Don't copy the pictures; return every other part of the records exactly.

• • • •

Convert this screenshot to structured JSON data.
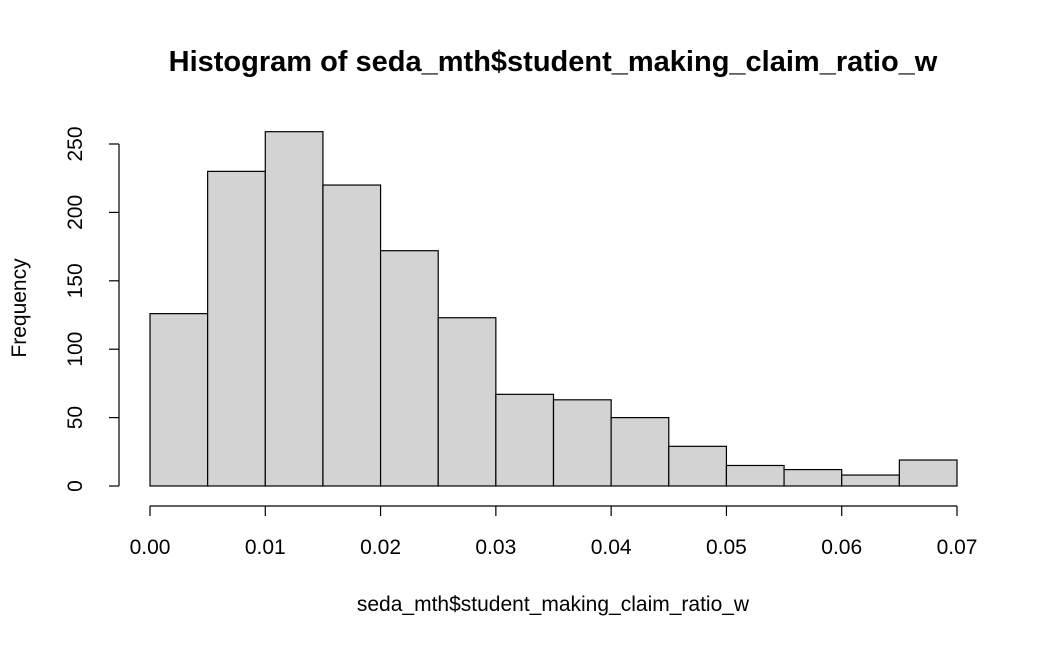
{
  "chart_data": {
    "type": "bar",
    "subtype": "histogram",
    "title": "Histogram of seda_mth$student_making_claim_ratio_w",
    "xlabel": "seda_mth$student_making_claim_ratio_w",
    "ylabel": "Frequency",
    "bins": [
      {
        "start": 0.0,
        "end": 0.005,
        "count": 126
      },
      {
        "start": 0.005,
        "end": 0.01,
        "count": 230
      },
      {
        "start": 0.01,
        "end": 0.015,
        "count": 259
      },
      {
        "start": 0.015,
        "end": 0.02,
        "count": 220
      },
      {
        "start": 0.02,
        "end": 0.025,
        "count": 172
      },
      {
        "start": 0.025,
        "end": 0.03,
        "count": 123
      },
      {
        "start": 0.03,
        "end": 0.035,
        "count": 67
      },
      {
        "start": 0.035,
        "end": 0.04,
        "count": 63
      },
      {
        "start": 0.04,
        "end": 0.045,
        "count": 50
      },
      {
        "start": 0.045,
        "end": 0.05,
        "count": 29
      },
      {
        "start": 0.05,
        "end": 0.055,
        "count": 15
      },
      {
        "start": 0.055,
        "end": 0.06,
        "count": 12
      },
      {
        "start": 0.06,
        "end": 0.065,
        "count": 8
      },
      {
        "start": 0.065,
        "end": 0.07,
        "count": 19
      }
    ],
    "xlim": [
      0,
      0.07
    ],
    "ylim": [
      0,
      260
    ],
    "xticks": [
      "0.00",
      "0.01",
      "0.02",
      "0.03",
      "0.04",
      "0.05",
      "0.06",
      "0.07"
    ],
    "xtick_values": [
      0,
      0.01,
      0.02,
      0.03,
      0.04,
      0.05,
      0.06,
      0.07
    ],
    "yticks": [
      "0",
      "50",
      "100",
      "150",
      "200",
      "250"
    ],
    "ytick_values": [
      0,
      50,
      100,
      150,
      200,
      250
    ],
    "bar_fill": "#d3d3d3",
    "bar_stroke": "#000000",
    "grid": false,
    "legend": "none"
  }
}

• • • •

■ EXERCISE RESULT:
Convert this screenshot to structured JSON data.
{
  "chart_data": {
    "type": "bar",
    "subtype": "histogram",
    "title": "Histogram of seda_mth$student_making_claim_ratio_w",
    "xlabel": "seda_mth$student_making_claim_ratio_w",
    "ylabel": "Frequency",
    "bins": [
      {
        "start": 0.0,
        "end": 0.005,
        "count": 126
      },
      {
        "start": 0.005,
        "end": 0.01,
        "count": 230
      },
      {
        "start": 0.01,
        "end": 0.015,
        "count": 259
      },
      {
        "start": 0.015,
        "end": 0.02,
        "count": 220
      },
      {
        "start": 0.02,
        "end": 0.025,
        "count": 172
      },
      {
        "start": 0.025,
        "end": 0.03,
        "count": 123
      },
      {
        "start": 0.03,
        "end": 0.035,
        "count": 67
      },
      {
        "start": 0.035,
        "end": 0.04,
        "count": 63
      },
      {
        "start": 0.04,
        "end": 0.045,
        "count": 50
      },
      {
        "start": 0.045,
        "end": 0.05,
        "count": 29
      },
      {
        "start": 0.05,
        "end": 0.055,
        "count": 15
      },
      {
        "start": 0.055,
        "end": 0.06,
        "count": 12
      },
      {
        "start": 0.06,
        "end": 0.065,
        "count": 8
      },
      {
        "start": 0.065,
        "end": 0.07,
        "count": 19
      }
    ],
    "xlim": [
      0,
      0.07
    ],
    "ylim": [
      0,
      260
    ],
    "xticks": [
      "0.00",
      "0.01",
      "0.02",
      "0.03",
      "0.04",
      "0.05",
      "0.06",
      "0.07"
    ],
    "xtick_values": [
      0,
      0.01,
      0.02,
      0.03,
      0.04,
      0.05,
      0.06,
      0.07
    ],
    "yticks": [
      "0",
      "50",
      "100",
      "150",
      "200",
      "250"
    ],
    "ytick_values": [
      0,
      50,
      100,
      150,
      200,
      250
    ],
    "bar_fill": "#d3d3d3",
    "bar_stroke": "#000000",
    "grid": false,
    "legend": "none"
  }
}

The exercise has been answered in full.